§ EXERCISE AIM
Write the listing out again, all of it, word for word.

══ MATERIAL TO PROCESS ══

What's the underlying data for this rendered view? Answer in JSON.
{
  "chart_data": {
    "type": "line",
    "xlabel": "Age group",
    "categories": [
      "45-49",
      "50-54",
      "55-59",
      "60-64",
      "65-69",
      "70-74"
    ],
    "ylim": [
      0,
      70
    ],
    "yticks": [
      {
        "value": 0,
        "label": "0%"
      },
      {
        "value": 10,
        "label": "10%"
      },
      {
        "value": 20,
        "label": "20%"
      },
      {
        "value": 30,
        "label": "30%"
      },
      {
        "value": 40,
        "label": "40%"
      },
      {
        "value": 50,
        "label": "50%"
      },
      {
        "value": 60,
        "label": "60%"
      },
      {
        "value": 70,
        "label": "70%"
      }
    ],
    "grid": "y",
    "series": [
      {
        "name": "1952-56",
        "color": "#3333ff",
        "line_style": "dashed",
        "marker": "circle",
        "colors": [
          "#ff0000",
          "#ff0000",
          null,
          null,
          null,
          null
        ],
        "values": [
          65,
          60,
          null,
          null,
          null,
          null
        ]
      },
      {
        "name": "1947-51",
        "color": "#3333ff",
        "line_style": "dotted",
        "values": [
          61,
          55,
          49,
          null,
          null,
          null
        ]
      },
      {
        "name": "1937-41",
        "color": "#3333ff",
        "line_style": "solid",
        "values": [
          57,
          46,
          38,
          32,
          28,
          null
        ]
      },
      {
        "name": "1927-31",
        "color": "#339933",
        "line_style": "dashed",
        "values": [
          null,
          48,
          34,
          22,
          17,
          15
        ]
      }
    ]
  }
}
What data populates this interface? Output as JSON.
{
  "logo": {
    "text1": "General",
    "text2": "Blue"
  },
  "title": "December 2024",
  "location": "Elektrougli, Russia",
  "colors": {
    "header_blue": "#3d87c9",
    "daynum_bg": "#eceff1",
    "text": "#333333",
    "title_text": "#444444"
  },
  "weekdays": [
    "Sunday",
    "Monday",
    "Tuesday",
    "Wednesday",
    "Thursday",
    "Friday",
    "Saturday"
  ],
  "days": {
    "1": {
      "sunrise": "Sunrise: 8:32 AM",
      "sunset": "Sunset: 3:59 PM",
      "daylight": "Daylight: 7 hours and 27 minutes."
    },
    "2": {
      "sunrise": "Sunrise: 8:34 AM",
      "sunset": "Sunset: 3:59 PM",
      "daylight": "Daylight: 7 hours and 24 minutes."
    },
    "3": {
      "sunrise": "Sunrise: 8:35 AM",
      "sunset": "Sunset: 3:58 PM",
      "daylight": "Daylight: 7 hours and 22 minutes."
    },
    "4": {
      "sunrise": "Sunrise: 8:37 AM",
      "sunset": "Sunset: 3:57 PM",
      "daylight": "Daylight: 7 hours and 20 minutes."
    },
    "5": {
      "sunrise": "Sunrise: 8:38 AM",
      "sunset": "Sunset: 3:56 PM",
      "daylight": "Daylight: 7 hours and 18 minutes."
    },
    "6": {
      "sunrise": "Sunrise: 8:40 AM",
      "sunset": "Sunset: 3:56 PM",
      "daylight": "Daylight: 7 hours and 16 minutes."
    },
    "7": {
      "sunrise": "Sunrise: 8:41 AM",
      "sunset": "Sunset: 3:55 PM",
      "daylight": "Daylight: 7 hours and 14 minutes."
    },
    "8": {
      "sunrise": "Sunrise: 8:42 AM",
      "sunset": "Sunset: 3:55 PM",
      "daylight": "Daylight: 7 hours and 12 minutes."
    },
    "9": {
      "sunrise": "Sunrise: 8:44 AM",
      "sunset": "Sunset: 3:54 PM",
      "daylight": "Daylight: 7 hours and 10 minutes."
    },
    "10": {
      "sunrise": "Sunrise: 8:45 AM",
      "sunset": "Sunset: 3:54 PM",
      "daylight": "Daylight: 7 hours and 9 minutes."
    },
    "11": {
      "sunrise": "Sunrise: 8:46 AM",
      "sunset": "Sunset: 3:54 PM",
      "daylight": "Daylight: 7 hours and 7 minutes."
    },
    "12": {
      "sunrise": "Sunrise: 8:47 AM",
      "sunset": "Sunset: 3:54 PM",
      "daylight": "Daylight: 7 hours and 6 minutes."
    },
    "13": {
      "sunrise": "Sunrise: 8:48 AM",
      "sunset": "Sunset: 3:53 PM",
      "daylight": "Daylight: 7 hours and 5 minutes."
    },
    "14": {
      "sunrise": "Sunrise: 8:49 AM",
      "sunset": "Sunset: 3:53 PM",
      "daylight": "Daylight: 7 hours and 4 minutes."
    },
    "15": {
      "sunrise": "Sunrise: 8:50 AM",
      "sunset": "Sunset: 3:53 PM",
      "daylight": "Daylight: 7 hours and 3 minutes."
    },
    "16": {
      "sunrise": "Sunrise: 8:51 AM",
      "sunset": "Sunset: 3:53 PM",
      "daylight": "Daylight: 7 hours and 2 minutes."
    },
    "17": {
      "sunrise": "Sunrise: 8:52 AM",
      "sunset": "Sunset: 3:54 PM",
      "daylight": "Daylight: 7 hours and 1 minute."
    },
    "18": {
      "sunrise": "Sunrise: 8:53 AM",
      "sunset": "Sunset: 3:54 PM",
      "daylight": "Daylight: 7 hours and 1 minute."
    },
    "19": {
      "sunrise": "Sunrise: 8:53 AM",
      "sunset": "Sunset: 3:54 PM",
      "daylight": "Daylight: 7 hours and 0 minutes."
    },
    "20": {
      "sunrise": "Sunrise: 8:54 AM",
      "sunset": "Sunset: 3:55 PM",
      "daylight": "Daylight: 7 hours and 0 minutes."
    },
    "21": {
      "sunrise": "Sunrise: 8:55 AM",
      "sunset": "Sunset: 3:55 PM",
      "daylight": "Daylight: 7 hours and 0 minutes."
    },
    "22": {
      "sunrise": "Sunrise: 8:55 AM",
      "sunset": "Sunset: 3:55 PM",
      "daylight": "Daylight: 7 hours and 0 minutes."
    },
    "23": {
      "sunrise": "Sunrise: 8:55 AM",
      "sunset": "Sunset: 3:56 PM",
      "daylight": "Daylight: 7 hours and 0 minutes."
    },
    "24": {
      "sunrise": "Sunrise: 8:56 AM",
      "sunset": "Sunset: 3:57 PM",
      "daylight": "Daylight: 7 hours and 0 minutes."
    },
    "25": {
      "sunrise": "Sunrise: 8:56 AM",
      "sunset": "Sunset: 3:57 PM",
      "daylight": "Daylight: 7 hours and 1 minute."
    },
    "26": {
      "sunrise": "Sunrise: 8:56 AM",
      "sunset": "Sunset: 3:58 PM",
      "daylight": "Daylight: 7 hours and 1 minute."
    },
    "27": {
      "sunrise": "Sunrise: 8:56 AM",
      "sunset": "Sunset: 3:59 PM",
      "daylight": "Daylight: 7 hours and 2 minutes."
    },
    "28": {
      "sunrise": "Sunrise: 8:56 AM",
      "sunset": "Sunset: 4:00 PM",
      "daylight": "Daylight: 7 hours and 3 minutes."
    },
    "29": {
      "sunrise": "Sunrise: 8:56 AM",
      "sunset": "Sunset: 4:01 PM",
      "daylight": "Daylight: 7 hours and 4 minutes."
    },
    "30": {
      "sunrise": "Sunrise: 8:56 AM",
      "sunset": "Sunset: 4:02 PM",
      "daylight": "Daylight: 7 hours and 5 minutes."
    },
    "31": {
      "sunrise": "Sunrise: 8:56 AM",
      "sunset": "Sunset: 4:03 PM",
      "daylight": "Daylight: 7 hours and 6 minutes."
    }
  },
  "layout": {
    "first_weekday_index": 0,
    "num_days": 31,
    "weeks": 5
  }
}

═══

§ REPLY
What's the underlying data for this rendered view? Answer in JSON.
{
  "chart_data": {
    "type": "line",
    "xlabel": "Age group",
    "categories": [
      "45-49",
      "50-54",
      "55-59",
      "60-64",
      "65-69",
      "70-74"
    ],
    "ylim": [
      0,
      70
    ],
    "yticks": [
      {
        "value": 0,
        "label": "0%"
      },
      {
        "value": 10,
        "label": "10%"
      },
      {
        "value": 20,
        "label": "20%"
      },
      {
        "value": 30,
        "label": "30%"
      },
      {
        "value": 40,
        "label": "40%"
      },
      {
        "value": 50,
        "label": "50%"
      },
      {
        "value": 60,
        "label": "60%"
      },
      {
        "value": 70,
        "label": "70%"
      }
    ],
    "grid": "y",
    "series": [
      {
        "name": "1952-56",
        "color": "#3333ff",
        "line_style": "dashed",
        "marker": "circle",
        "colors": [
          "#ff0000",
          "#ff0000",
          null,
          null,
          null,
          null
        ],
        "values": [
          65,
          60,
          null,
          null,
          null,
          null
        ]
      },
      {
        "name": "1947-51",
        "color": "#3333ff",
        "line_style": "dotted",
        "values": [
          61,
          55,
          49,
          null,
          null,
          null
        ]
      },
      {
        "name": "1937-41",
        "color": "#3333ff",
        "line_style": "solid",
        "values": [
          57,
          46,
          38,
          32,
          28,
          null
        ]
      },
      {
        "name": "1927-31",
        "color": "#339933",
        "line_style": "dashed",
        "values": [
          null,
          48,
          34,
          22,
          17,
          15
        ]
      }
    ]
  }
}
What data populates this interface? Output as JSON.
{
  "logo": {
    "text1": "General",
    "text2": "Blue"
  },
  "title": "December 2024",
  "location": "Elektrougli, Russia",
  "colors": {
    "header_blue": "#3d87c9",
    "daynum_bg": "#eceff1",
    "text": "#333333",
    "title_text": "#444444"
  },
  "weekdays": [
    "Sunday",
    "Monday",
    "Tuesday",
    "Wednesday",
    "Thursday",
    "Friday",
    "Saturday"
  ],
  "days": {
    "1": {
      "sunrise": "Sunrise: 8:32 AM",
      "sunset": "Sunset: 3:59 PM",
      "daylight": "Daylight: 7 hours and 27 minutes."
    },
    "2": {
      "sunrise": "Sunrise: 8:34 AM",
      "sunset": "Sunset: 3:59 PM",
      "daylight": "Daylight: 7 hours and 24 minutes."
    },
    "3": {
      "sunrise": "Sunrise: 8:35 AM",
      "sunset": "Sunset: 3:58 PM",
      "daylight": "Daylight: 7 hours and 22 minutes."
    },
    "4": {
      "sunrise": "Sunrise: 8:37 AM",
      "sunset": "Sunset: 3:57 PM",
      "daylight": "Daylight: 7 hours and 20 minutes."
    },
    "5": {
      "sunrise": "Sunrise: 8:38 AM",
      "sunset": "Sunset: 3:56 PM",
      "daylight": "Daylight: 7 hours and 18 minutes."
    },
    "6": {
      "sunrise": "Sunrise: 8:40 AM",
      "sunset": "Sunset: 3:56 PM",
      "daylight": "Daylight: 7 hours and 16 minutes."
    },
    "7": {
      "sunrise": "Sunrise: 8:41 AM",
      "sunset": "Sunset: 3:55 PM",
      "daylight": "Daylight: 7 hours and 14 minutes."
    },
    "8": {
      "sunrise": "Sunrise: 8:42 AM",
      "sunset": "Sunset: 3:55 PM",
      "daylight": "Daylight: 7 hours and 12 minutes."
    },
    "9": {
      "sunrise": "Sunrise: 8:44 AM",
      "sunset": "Sunset: 3:54 PM",
      "daylight": "Daylight: 7 hours and 10 minutes."
    },
    "10": {
      "sunrise": "Sunrise: 8:45 AM",
      "sunset": "Sunset: 3:54 PM",
      "daylight": "Daylight: 7 hours and 9 minutes."
    },
    "11": {
      "sunrise": "Sunrise: 8:46 AM",
      "sunset": "Sunset: 3:54 PM",
      "daylight": "Daylight: 7 hours and 7 minutes."
    },
    "12": {
      "sunrise": "Sunrise: 8:47 AM",
      "sunset": "Sunset: 3:54 PM",
      "daylight": "Daylight: 7 hours and 6 minutes."
    },
    "13": {
      "sunrise": "Sunrise: 8:48 AM",
      "sunset": "Sunset: 3:53 PM",
      "daylight": "Daylight: 7 hours and 5 minutes."
    },
    "14": {
      "sunrise": "Sunrise: 8:49 AM",
      "sunset": "Sunset: 3:53 PM",
      "daylight": "Daylight: 7 hours and 4 minutes."
    },
    "15": {
      "sunrise": "Sunrise: 8:50 AM",
      "sunset": "Sunset: 3:53 PM",
      "daylight": "Daylight: 7 hours and 3 minutes."
    },
    "16": {
      "sunrise": "Sunrise: 8:51 AM",
      "sunset": "Sunset: 3:53 PM",
      "daylight": "Daylight: 7 hours and 2 minutes."
    },
    "17": {
      "sunrise": "Sunrise: 8:52 AM",
      "sunset": "Sunset: 3:54 PM",
      "daylight": "Daylight: 7 hours and 1 minute."
    },
    "18": {
      "sunrise": "Sunrise: 8:53 AM",
      "sunset": "Sunset: 3:54 PM",
      "daylight": "Daylight: 7 hours and 1 minute."
    },
    "19": {
      "sunrise": "Sunrise: 8:53 AM",
      "sunset": "Sunset: 3:54 PM",
      "daylight": "Daylight: 7 hours and 0 minutes."
    },
    "20": {
      "sunrise": "Sunrise: 8:54 AM",
      "sunset": "Sunset: 3:55 PM",
      "daylight": "Daylight: 7 hours and 0 minutes."
    },
    "21": {
      "sunrise": "Sunrise: 8:55 AM",
      "sunset": "Sunset: 3:55 PM",
      "daylight": "Daylight: 7 hours and 0 minutes."
    },
    "22": {
      "sunrise": "Sunrise: 8:55 AM",
      "sunset": "Sunset: 3:55 PM",
      "daylight": "Daylight: 7 hours and 0 minutes."
    },
    "23": {
      "sunrise": "Sunrise: 8:55 AM",
      "sunset": "Sunset: 3:56 PM",
      "daylight": "Daylight: 7 hours and 0 minutes."
    },
    "24": {
      "sunrise": "Sunrise: 8:56 AM",
      "sunset": "Sunset: 3:57 PM",
      "daylight": "Daylight: 7 hours and 0 minutes."
    },
    "25": {
      "sunrise": "Sunrise: 8:56 AM",
      "sunset": "Sunset: 3:57 PM",
      "daylight": "Daylight: 7 hours and 1 minute."
    },
    "26": {
      "sunrise": "Sunrise: 8:56 AM",
      "sunset": "Sunset: 3:58 PM",
      "daylight": "Daylight: 7 hours and 1 minute."
    },
    "27": {
      "sunrise": "Sunrise: 8:56 AM",
      "sunset": "Sunset: 3:59 PM",
      "daylight": "Daylight: 7 hours and 2 minutes."
    },
    "28": {
      "sunrise": "Sunrise: 8:56 AM",
      "sunset": "Sunset: 4:00 PM",
      "daylight": "Daylight: 7 hours and 3 minutes."
    },
    "29": {
      "sunrise": "Sunrise: 8:56 AM",
      "sunset": "Sunset: 4:01 PM",
      "daylight": "Daylight: 7 hours and 4 minutes."
    },
    "30": {
      "sunrise": "Sunrise: 8:56 AM",
      "sunset": "Sunset: 4:02 PM",
      "daylight": "Daylight: 7 hours and 5 minutes."
    },
    "31": {
      "sunrise": "Sunrise: 8:56 AM",
      "sunset": "Sunset: 4:03 PM",
      "daylight": "Daylight: 7 hours and 6 minutes."
    }
  },
  "layout": {
    "first_weekday_index": 0,
    "num_days": 31,
    "weeks": 5
  }
}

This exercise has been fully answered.